WHAT THE EXERCISE ASKS: Every entry in the data below needs to be repeated exactly.
□ □ □ □ □
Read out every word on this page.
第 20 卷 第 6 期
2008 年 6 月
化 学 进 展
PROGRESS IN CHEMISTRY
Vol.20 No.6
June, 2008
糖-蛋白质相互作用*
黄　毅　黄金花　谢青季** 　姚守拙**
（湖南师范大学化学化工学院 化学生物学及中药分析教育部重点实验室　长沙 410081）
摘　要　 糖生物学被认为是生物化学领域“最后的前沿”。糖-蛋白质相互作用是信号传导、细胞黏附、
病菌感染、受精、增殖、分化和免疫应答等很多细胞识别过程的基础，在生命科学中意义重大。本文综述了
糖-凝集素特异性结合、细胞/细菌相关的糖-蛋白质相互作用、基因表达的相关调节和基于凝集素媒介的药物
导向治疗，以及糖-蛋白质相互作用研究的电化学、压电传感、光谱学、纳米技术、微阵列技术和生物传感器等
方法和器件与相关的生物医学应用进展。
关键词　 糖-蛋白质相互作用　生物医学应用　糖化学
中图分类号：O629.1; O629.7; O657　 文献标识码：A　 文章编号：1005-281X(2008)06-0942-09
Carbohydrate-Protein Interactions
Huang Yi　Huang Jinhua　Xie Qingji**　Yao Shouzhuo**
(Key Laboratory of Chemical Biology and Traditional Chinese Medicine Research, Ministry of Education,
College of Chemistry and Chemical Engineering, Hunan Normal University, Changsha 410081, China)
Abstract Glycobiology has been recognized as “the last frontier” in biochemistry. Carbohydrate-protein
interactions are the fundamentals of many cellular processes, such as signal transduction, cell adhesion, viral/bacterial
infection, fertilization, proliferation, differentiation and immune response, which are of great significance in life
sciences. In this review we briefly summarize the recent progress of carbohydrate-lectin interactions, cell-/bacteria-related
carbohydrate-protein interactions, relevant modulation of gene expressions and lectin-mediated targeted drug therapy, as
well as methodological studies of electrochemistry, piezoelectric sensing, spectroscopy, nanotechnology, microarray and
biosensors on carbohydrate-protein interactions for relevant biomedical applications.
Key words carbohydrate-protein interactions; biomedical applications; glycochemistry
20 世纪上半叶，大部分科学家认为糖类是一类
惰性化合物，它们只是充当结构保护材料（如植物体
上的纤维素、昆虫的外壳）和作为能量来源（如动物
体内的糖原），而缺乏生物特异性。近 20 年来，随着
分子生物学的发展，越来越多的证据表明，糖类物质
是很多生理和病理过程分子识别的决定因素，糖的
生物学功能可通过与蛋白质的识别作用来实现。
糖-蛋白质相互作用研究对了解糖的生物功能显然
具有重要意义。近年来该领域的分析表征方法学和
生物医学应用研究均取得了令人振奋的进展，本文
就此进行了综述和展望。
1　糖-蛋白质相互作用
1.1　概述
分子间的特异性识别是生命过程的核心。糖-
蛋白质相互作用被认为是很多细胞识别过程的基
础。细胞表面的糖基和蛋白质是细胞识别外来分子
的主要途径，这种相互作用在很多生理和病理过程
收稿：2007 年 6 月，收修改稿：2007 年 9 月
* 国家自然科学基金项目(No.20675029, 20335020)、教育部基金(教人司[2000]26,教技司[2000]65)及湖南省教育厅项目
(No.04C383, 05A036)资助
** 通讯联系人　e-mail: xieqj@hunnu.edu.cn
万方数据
□ □ □ □ □
ANSWER BOX:
Read out every word on this page.
第 20 卷 第 6 期
2008 年 6 月
化 学 进 展
PROGRESS IN CHEMISTRY
Vol.20 No.6
June, 2008
糖-蛋白质相互作用*
黄　毅　黄金花　谢青季** 　姚守拙**
（湖南师范大学化学化工学院 化学生物学及中药分析教育部重点实验室　长沙 410081）
摘　要　 糖生物学被认为是生物化学领域“最后的前沿”。糖-蛋白质相互作用是信号传导、细胞黏附、
病菌感染、受精、增殖、分化和免疫应答等很多细胞识别过程的基础，在生命科学中意义重大。本文综述了
糖-凝集素特异性结合、细胞/细菌相关的糖-蛋白质相互作用、基因表达的相关调节和基于凝集素媒介的药物
导向治疗，以及糖-蛋白质相互作用研究的电化学、压电传感、光谱学、纳米技术、微阵列技术和生物传感器等
方法和器件与相关的生物医学应用进展。
关键词　 糖-蛋白质相互作用　生物医学应用　糖化学
中图分类号：O629.1; O629.7; O657　 文献标识码：A　 文章编号：1005-281X(2008)06-0942-09
Carbohydrate-Protein Interactions
Huang Yi　Huang Jinhua　Xie Qingji**　Yao Shouzhuo**
(Key Laboratory of Chemical Biology and Traditional Chinese Medicine Research, Ministry of Education,
College of Chemistry and Chemical Engineering, Hunan Normal University, Changsha 410081, China)
Abstract Glycobiology has been recognized as “the last frontier” in biochemistry. Carbohydrate-protein
interactions are the fundamentals of many cellular processes, such as signal transduction, cell adhesion, viral/bacterial
infection, fertilization, proliferation, differentiation and immune response, which are of great significance in life
sciences. In this review we briefly summarize the recent progress of carbohydrate-lectin interactions, cell-/bacteria-related
carbohydrate-protein interactions, relevant modulation of gene expressions and lectin-mediated targeted drug therapy, as
well as methodological studies of electrochemistry, piezoelectric sensing, spectroscopy, nanotechnology, microarray and
biosensors on carbohydrate-protein interactions for relevant biomedical applications.
Key words carbohydrate-protein interactions; biomedical applications; glycochemistry
20 世纪上半叶，大部分科学家认为糖类是一类
惰性化合物，它们只是充当结构保护材料（如植物体
上的纤维素、昆虫的外壳）和作为能量来源（如动物
体内的糖原），而缺乏生物特异性。近 20 年来，随着
分子生物学的发展，越来越多的证据表明，糖类物质
是很多生理和病理过程分子识别的决定因素，糖的
生物学功能可通过与蛋白质的识别作用来实现。
糖-蛋白质相互作用研究对了解糖的生物功能显然
具有重要意义。近年来该领域的分析表征方法学和
生物医学应用研究均取得了令人振奋的进展，本文
就此进行了综述和展望。
1　糖-蛋白质相互作用
1.1　概述
分子间的特异性识别是生命过程的核心。糖-
蛋白质相互作用被认为是很多细胞识别过程的基
础。细胞表面的糖基和蛋白质是细胞识别外来分子
的主要途径，这种相互作用在很多生理和病理过程
收稿：2007 年 6 月，收修改稿：2007 年 9 月
* 国家自然科学基金项目(No.20675029, 20335020)、教育部基金(教人司[2000]26,教技司[2000]65)及湖南省教育厅项目
(No.04C383, 05A036)资助
** 通讯联系人　e-mail: xieqj@hunnu.edu.cn
万方数据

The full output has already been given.